Given records
────────────────────────────────────────
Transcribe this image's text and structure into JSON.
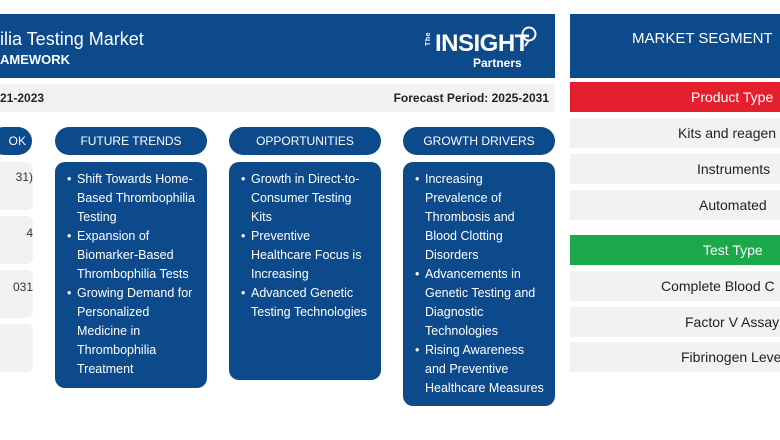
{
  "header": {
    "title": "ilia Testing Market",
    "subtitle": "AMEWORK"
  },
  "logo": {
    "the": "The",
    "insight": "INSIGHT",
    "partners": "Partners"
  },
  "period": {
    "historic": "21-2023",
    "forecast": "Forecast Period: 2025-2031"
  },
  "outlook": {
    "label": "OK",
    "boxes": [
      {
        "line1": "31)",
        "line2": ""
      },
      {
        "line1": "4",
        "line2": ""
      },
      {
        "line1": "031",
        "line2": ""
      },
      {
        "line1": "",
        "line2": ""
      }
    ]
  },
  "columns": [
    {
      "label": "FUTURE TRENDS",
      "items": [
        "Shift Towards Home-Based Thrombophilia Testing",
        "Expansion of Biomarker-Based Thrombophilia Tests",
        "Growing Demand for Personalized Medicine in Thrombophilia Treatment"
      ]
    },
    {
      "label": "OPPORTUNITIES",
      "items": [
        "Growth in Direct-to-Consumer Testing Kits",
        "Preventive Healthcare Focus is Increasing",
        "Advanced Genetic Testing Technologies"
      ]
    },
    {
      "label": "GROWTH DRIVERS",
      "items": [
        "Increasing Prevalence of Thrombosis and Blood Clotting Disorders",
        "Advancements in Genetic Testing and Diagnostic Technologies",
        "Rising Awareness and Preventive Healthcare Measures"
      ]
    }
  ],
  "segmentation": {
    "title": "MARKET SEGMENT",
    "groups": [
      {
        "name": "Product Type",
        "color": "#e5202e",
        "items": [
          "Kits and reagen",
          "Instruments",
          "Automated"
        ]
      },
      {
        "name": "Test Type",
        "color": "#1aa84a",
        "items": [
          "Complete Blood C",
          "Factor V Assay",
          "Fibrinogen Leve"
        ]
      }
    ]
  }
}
────────────────────────────────────────
Task
Report each line in the entries where the string "Increasing" occurs.

Task answer
        "Preventive Healthcare Focus is Increasing",
        "Increasing Prevalence of Thrombosis and Blood Clotting Disorders",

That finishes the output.